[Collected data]
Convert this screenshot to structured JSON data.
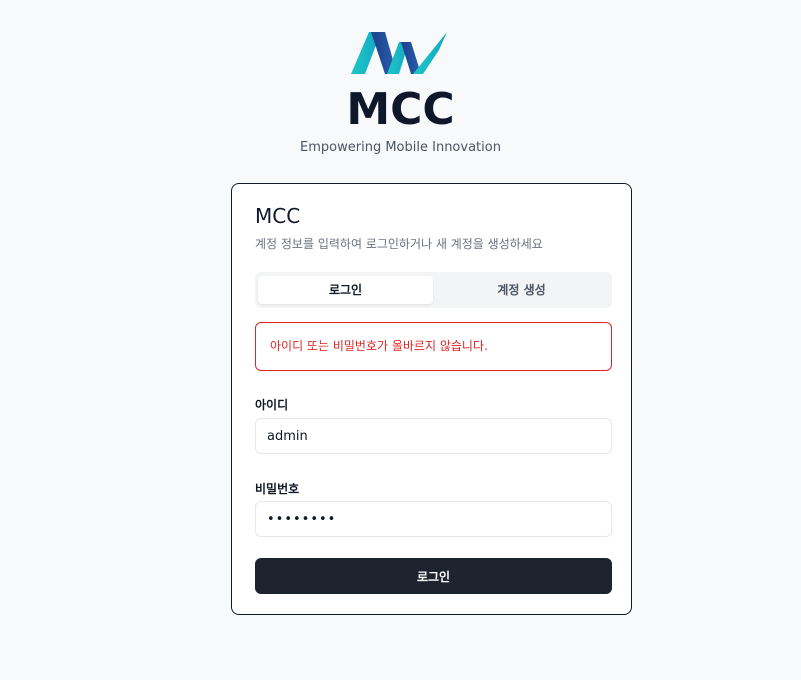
{
  "brand": {
    "title": "MCC",
    "subtitle": "Empowering Mobile Innovation",
    "logo_icon": "mcc-wave-logo",
    "logo_colors": [
      "#19b8c4",
      "#1f4fa0",
      "#2b6cc4"
    ]
  },
  "card": {
    "title": "MCC",
    "description": "계정 정보를 입력하여 로그인하거나 새 계정을 생성하세요"
  },
  "tabs": [
    {
      "label": "로그인",
      "active": true
    },
    {
      "label": "계정 생성",
      "active": false
    }
  ],
  "error": {
    "message": "아이디 또는 비밀번호가 올바르지 않습니다.",
    "color": "#dc2626"
  },
  "form": {
    "username_label": "아이디",
    "username_value": "admin",
    "password_label": "비밀번호",
    "password_value": "password",
    "submit_label": "로그인"
  },
  "colors": {
    "background": "#f8f9fb",
    "button": "#1f2330",
    "tab_track": "#f3f4f6"
  }
}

**SET TASK**
Leave out the pictures and repeat everything else in the records exactly.

**RESPONSE TO THIS EXERCISE**
Convert this screenshot to structured JSON data.
{
  "brand": {
    "title": "MCC",
    "subtitle": "Empowering Mobile Innovation",
    "logo_icon": "mcc-wave-logo",
    "logo_colors": [
      "#19b8c4",
      "#1f4fa0",
      "#2b6cc4"
    ]
  },
  "card": {
    "title": "MCC",
    "description": "계정 정보를 입력하여 로그인하거나 새 계정을 생성하세요"
  },
  "tabs": [
    {
      "label": "로그인",
      "active": true
    },
    {
      "label": "계정 생성",
      "active": false
    }
  ],
  "error": {
    "message": "아이디 또는 비밀번호가 올바르지 않습니다.",
    "color": "#dc2626"
  },
  "form": {
    "username_label": "아이디",
    "username_value": "admin",
    "password_label": "비밀번호",
    "password_value": "password",
    "submit_label": "로그인"
  },
  "colors": {
    "background": "#f8f9fb",
    "button": "#1f2330",
    "tab_track": "#f3f4f6"
  }
}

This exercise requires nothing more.